Begin Task input

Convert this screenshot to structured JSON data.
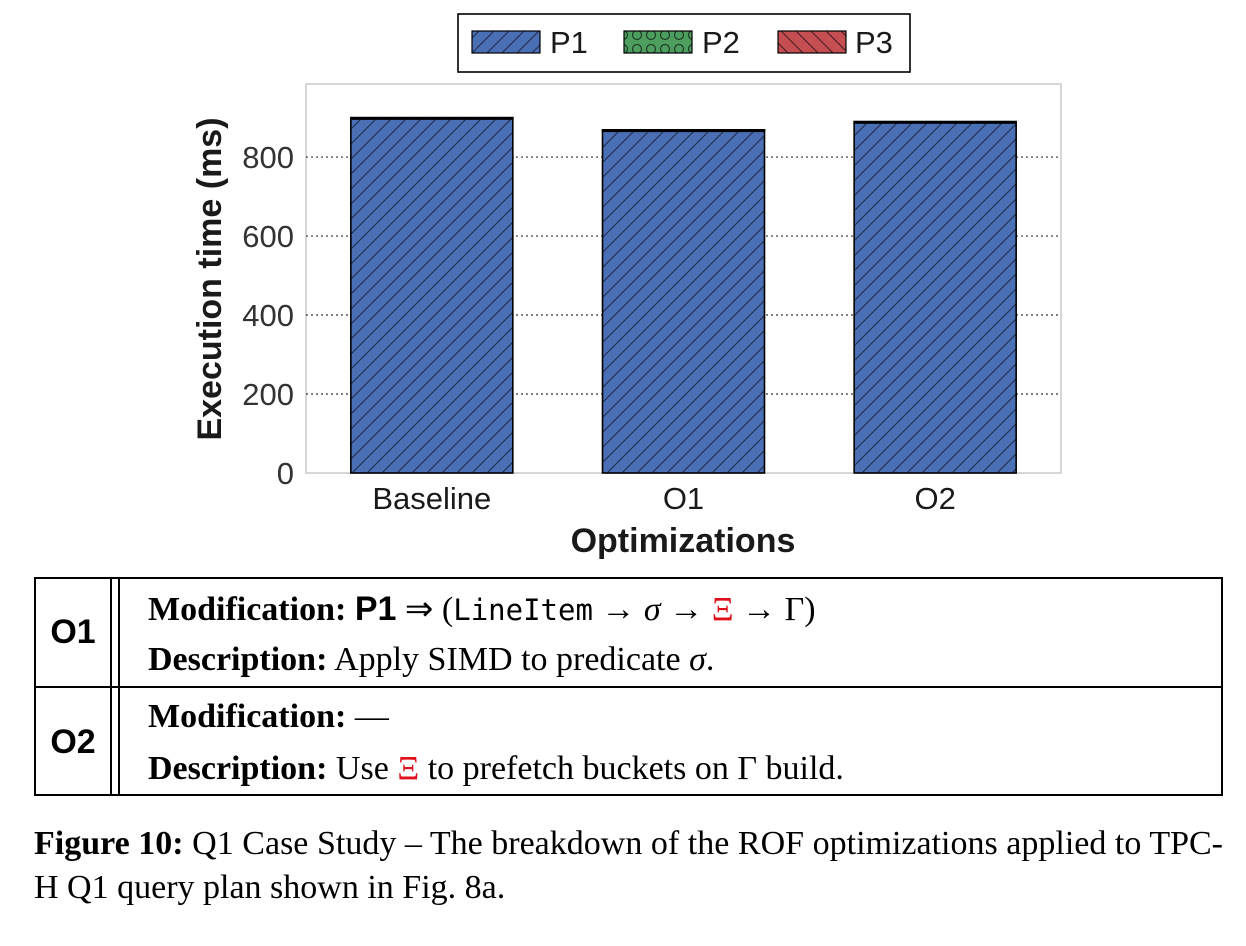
{
  "chart_data": {
    "type": "bar",
    "stacked": true,
    "categories": [
      "Baseline",
      "O1",
      "O2"
    ],
    "series": [
      {
        "name": "P1",
        "values": [
          898,
          867,
          888
        ],
        "color": "#4a6fb5",
        "pattern": "diagonal-hatch"
      },
      {
        "name": "P2",
        "values": [
          0,
          0,
          0
        ],
        "color": "#4d9e5f",
        "pattern": "circles"
      },
      {
        "name": "P3",
        "values": [
          2,
          2,
          2
        ],
        "color": "#c44e52",
        "pattern": "back-diagonal-hatch"
      }
    ],
    "xlabel": "Optimizations",
    "ylabel": "Execution time (ms)",
    "ylim": [
      0,
      985
    ],
    "yticks": [
      0,
      200,
      400,
      600,
      800
    ],
    "grid": "horizontal-dotted",
    "legend_position": "top-center"
  },
  "table": {
    "rows": [
      {
        "id": "O1",
        "modification_label": "Modification:",
        "modification_pipeline": "P1",
        "modification_arrow": "⇒",
        "modification_expr_open": "(",
        "modification_source": "LineItem",
        "modification_ops": [
          "→",
          "σ",
          "→",
          "Ξ",
          "→",
          "Γ"
        ],
        "modification_expr_close": ")",
        "description_label": "Description:",
        "description_text": "Apply SIMD to predicate",
        "description_symbol": "σ",
        "description_end": "."
      },
      {
        "id": "O2",
        "modification_label": "Modification:",
        "modification_text": "—",
        "description_label": "Description:",
        "description_pre": "Use",
        "description_symbol": "Ξ",
        "description_post": "to prefetch buckets on Γ build."
      }
    ]
  },
  "caption": {
    "label": "Figure 10:",
    "text": "Q1 Case Study – The breakdown of the ROF optimizations applied to TPC-H Q1 query plan shown in Fig. 8a."
  }
}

End Task input

### Exercise
From start to finish, output the listing exactly, but omit its pictures.

### Task output
Convert this screenshot to structured JSON data.
{
  "chart_data": {
    "type": "bar",
    "stacked": true,
    "categories": [
      "Baseline",
      "O1",
      "O2"
    ],
    "series": [
      {
        "name": "P1",
        "values": [
          898,
          867,
          888
        ],
        "color": "#4a6fb5",
        "pattern": "diagonal-hatch"
      },
      {
        "name": "P2",
        "values": [
          0,
          0,
          0
        ],
        "color": "#4d9e5f",
        "pattern": "circles"
      },
      {
        "name": "P3",
        "values": [
          2,
          2,
          2
        ],
        "color": "#c44e52",
        "pattern": "back-diagonal-hatch"
      }
    ],
    "xlabel": "Optimizations",
    "ylabel": "Execution time (ms)",
    "ylim": [
      0,
      985
    ],
    "yticks": [
      0,
      200,
      400,
      600,
      800
    ],
    "grid": "horizontal-dotted",
    "legend_position": "top-center"
  },
  "table": {
    "rows": [
      {
        "id": "O1",
        "modification_label": "Modification:",
        "modification_pipeline": "P1",
        "modification_arrow": "⇒",
        "modification_expr_open": "(",
        "modification_source": "LineItem",
        "modification_ops": [
          "→",
          "σ",
          "→",
          "Ξ",
          "→",
          "Γ"
        ],
        "modification_expr_close": ")",
        "description_label": "Description:",
        "description_text": "Apply SIMD to predicate",
        "description_symbol": "σ",
        "description_end": "."
      },
      {
        "id": "O2",
        "modification_label": "Modification:",
        "modification_text": "—",
        "description_label": "Description:",
        "description_pre": "Use",
        "description_symbol": "Ξ",
        "description_post": "to prefetch buckets on Γ build."
      }
    ]
  },
  "caption": {
    "label": "Figure 10:",
    "text": "Q1 Case Study – The breakdown of the ROF optimizations applied to TPC-H Q1 query plan shown in Fig. 8a."
  }
}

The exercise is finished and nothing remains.